WHAT IS REQUIRED
Wherever "Wells" turns up in the entries, copy out the line that holds it.

RECORDS TO PROCESS

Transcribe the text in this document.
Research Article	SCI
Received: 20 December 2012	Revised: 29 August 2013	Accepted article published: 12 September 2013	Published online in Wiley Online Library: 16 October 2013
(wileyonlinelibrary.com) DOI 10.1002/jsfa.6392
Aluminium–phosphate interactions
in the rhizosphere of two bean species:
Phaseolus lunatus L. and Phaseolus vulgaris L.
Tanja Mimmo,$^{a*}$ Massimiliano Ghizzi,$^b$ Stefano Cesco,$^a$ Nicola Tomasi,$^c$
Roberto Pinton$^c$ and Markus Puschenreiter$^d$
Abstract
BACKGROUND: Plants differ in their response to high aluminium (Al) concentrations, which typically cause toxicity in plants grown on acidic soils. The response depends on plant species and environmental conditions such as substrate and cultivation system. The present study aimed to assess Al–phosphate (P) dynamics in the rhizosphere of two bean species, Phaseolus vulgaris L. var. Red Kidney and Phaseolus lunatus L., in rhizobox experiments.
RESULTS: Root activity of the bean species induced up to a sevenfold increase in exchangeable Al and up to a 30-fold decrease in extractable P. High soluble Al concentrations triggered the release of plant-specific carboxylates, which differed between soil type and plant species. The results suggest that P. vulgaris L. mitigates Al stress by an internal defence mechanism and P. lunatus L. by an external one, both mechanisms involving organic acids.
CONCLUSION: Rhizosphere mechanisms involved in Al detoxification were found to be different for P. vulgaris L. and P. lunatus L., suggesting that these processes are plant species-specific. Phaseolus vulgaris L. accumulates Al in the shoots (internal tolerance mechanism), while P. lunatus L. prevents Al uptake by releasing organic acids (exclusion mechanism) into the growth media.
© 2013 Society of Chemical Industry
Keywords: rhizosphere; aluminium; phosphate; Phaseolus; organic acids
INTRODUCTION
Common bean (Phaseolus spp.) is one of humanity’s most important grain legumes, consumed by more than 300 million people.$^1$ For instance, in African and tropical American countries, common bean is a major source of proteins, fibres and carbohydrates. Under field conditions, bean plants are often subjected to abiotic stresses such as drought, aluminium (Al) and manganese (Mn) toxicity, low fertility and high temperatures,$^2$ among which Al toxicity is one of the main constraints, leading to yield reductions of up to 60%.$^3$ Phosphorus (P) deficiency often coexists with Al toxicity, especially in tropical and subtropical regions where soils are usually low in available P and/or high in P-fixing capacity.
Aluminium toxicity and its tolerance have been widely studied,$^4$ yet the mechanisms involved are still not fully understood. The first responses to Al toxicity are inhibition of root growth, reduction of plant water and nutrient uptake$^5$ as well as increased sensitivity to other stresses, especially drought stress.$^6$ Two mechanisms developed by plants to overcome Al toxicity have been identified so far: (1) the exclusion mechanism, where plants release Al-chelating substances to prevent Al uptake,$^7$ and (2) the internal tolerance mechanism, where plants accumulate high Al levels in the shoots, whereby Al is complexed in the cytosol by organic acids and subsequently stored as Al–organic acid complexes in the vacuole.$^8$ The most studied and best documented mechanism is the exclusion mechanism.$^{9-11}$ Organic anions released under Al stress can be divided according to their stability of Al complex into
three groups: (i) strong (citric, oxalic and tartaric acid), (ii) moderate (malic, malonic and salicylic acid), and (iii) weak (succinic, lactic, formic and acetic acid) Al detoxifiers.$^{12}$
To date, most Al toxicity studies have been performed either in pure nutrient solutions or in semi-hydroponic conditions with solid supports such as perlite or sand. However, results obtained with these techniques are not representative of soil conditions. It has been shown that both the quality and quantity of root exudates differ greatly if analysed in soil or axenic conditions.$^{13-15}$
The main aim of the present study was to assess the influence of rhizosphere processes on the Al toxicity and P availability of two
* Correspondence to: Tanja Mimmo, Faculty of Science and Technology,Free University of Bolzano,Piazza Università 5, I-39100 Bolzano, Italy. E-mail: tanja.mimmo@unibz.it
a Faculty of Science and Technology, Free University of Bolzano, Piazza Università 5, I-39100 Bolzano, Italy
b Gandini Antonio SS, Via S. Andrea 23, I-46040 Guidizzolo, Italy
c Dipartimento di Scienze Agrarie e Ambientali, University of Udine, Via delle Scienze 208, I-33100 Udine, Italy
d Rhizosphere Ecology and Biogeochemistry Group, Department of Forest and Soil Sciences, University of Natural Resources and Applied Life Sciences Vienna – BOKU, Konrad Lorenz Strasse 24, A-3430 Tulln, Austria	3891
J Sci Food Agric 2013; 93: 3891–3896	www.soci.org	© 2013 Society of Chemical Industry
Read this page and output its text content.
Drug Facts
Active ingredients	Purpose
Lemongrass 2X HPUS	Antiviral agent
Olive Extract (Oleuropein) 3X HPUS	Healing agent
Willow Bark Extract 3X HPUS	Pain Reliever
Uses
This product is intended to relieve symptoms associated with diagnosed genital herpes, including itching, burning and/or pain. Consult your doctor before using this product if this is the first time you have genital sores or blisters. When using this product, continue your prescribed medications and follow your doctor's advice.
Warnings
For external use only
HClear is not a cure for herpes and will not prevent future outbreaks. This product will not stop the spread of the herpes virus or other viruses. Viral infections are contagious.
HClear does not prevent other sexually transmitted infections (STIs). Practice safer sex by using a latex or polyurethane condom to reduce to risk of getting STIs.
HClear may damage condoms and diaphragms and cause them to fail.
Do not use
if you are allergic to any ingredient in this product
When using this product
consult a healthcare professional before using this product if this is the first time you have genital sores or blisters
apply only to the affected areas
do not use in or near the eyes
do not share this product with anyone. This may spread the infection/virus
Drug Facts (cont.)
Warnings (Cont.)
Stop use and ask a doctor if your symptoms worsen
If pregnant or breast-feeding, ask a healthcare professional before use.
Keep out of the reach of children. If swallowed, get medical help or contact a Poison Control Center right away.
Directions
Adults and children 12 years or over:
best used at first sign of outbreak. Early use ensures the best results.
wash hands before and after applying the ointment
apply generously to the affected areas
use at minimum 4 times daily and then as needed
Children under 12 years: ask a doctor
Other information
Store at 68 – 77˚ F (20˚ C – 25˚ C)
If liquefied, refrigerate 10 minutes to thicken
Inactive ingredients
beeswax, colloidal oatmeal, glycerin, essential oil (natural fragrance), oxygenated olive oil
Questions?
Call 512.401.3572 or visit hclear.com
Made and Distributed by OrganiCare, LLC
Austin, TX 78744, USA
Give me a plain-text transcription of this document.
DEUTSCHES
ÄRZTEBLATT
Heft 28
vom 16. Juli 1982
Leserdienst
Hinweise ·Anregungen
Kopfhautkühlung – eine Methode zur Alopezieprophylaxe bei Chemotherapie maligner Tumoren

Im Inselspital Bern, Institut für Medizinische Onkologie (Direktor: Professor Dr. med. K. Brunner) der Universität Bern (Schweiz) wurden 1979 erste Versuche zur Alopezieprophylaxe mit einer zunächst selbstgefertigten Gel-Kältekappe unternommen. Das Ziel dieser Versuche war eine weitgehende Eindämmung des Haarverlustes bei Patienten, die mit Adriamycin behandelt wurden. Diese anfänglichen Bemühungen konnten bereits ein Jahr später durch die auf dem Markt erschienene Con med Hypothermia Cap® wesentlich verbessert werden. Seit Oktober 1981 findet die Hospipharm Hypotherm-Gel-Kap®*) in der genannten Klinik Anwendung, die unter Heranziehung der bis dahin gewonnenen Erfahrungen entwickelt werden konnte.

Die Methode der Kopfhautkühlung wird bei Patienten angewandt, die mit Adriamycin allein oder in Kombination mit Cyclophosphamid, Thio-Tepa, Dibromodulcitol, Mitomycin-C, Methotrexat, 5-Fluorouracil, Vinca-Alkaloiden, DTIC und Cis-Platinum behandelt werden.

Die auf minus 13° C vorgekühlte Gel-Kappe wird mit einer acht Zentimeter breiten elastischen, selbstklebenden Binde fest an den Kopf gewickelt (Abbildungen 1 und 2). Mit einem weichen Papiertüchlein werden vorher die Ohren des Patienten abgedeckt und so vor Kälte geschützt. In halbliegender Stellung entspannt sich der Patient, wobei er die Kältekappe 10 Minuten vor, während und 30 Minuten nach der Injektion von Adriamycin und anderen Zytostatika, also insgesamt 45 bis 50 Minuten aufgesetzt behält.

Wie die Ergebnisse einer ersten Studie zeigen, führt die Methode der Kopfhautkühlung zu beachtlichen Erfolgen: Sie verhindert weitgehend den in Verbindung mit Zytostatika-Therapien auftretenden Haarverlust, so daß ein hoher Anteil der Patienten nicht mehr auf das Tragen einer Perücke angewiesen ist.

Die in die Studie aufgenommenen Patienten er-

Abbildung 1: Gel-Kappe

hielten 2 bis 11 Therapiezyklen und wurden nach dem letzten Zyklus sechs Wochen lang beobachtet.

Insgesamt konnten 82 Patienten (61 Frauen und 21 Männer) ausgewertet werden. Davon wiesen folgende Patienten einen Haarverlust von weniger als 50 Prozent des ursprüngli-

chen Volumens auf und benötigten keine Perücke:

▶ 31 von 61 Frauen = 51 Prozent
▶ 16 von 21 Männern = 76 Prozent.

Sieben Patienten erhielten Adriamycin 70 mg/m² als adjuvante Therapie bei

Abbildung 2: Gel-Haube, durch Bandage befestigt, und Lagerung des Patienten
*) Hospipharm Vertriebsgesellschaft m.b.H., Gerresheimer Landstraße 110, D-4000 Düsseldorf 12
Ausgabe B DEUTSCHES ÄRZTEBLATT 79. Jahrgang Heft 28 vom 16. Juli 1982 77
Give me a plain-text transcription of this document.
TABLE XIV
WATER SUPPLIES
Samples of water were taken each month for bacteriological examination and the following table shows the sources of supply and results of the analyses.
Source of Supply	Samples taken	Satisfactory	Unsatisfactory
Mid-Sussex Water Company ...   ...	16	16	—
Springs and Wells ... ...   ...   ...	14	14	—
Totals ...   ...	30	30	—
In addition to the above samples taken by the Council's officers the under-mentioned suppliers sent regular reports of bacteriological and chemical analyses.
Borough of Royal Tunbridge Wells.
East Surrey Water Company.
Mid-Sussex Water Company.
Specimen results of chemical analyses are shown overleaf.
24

EXERCISE OUTPUT
Springs and Wells ... ...   ...   ...	14	14	—
Borough of Royal Tunbridge Wells.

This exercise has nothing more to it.